Напротив, тот, у кого есть идея, может передать ее миллионам людей, ничего не теряя, наоборот, идея придает больше сил и эффективности тому, кто ее пропагандирует. Учитель учит других тому, что он знает и не теряет этим своего знания, наоборот, уча, он сам много узнает и обогащает дух. Если пуля, пущенная рукой убийцы, обрывает жизнь гения, наука может объяснить, что происходит со всеми материальными элементами и физическими энергиями, которыми он обладал до своей смерти, и продемонстрировать, что после разложения трупа от него ничего не останется в прежней форме, но, в то же время, материально ничего не пропадет, поскольку каждый атом тела обнаружит всю свою энергию в другой комбинации. Но идеи, которые этот гений нес миру, изобретения, которые он совершил, сохраняются, пропагандируются и могут обрести невиданную силу; идеи же, умершие в нем и могущие принести свои плоды, если бы он остался в живых, потеряны навсегда.

[Аннотированные записи элементов]
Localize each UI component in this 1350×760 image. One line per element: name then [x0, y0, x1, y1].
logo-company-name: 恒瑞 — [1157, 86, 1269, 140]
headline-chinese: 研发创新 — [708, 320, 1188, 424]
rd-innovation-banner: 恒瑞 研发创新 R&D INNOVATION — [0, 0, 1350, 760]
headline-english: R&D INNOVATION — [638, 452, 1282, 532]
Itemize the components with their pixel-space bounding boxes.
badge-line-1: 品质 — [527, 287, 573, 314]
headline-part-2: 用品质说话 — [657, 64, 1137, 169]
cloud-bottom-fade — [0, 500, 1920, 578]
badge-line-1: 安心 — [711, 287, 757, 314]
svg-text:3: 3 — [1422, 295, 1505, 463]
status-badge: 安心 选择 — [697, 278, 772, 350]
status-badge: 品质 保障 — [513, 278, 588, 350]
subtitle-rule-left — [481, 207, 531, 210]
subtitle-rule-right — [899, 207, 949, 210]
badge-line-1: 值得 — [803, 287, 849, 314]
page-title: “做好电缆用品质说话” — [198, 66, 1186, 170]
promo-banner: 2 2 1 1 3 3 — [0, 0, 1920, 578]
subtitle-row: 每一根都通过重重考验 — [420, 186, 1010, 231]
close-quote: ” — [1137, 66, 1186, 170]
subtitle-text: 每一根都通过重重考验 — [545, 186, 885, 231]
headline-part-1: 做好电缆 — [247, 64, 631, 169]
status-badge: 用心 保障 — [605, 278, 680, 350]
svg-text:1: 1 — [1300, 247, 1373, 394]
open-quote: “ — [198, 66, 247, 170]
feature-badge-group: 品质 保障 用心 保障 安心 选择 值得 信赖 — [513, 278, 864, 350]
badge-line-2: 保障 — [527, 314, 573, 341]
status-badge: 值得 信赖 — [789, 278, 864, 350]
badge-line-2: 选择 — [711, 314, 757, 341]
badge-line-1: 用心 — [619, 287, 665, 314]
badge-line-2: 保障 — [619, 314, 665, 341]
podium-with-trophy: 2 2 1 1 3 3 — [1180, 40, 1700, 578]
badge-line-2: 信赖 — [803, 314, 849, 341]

Задания:
A. Перескажите фрагмент страницы в двух предложениях.
B. Замените «badge-line-1» на «badge-upper» в той части списка, которая открывается первой его строкой и заканчивается строкой с «status-badge: 安心 选择 — [697, 278, 772, 350]» включительно. Выведите только эту часть, остальное не меняйте.

Ответы к заданиям:
A. Тот, кто передает идею миллионам людей, ничего не теряет, а учитель, уча других, сам многое узнает и обогащает дух. Если гений погибает, материальные элементы его тела не пропадают, а переходят в другие комбинации; его идеи и изобретения сохраняются и распространяются, но идеи, умершие вместе с ним, потеряны навсегда.

B.
Localize each UI component in this 1350×760 image. One line per element: name then [x0, y0, x1, y1].
logo-company-name: 恒瑞 — [1157, 86, 1269, 140]
headline-chinese: 研发创新 — [708, 320, 1188, 424]
rd-innovation-banner: 恒瑞 研发创新 R&D INNOVATION — [0, 0, 1350, 760]
headline-english: R&D INNOVATION — [638, 452, 1282, 532]
Itemize the components with their pixel-space bounding boxes.
badge-upper: 品质 — [527, 287, 573, 314]
headline-part-2: 用品质说话 — [657, 64, 1137, 169]
cloud-bottom-fade — [0, 500, 1920, 578]
badge-upper: 安心 — [711, 287, 757, 314]
svg-text:3: 3 — [1422, 295, 1505, 463]
status-badge: 安心 选择 — [697, 278, 772, 350]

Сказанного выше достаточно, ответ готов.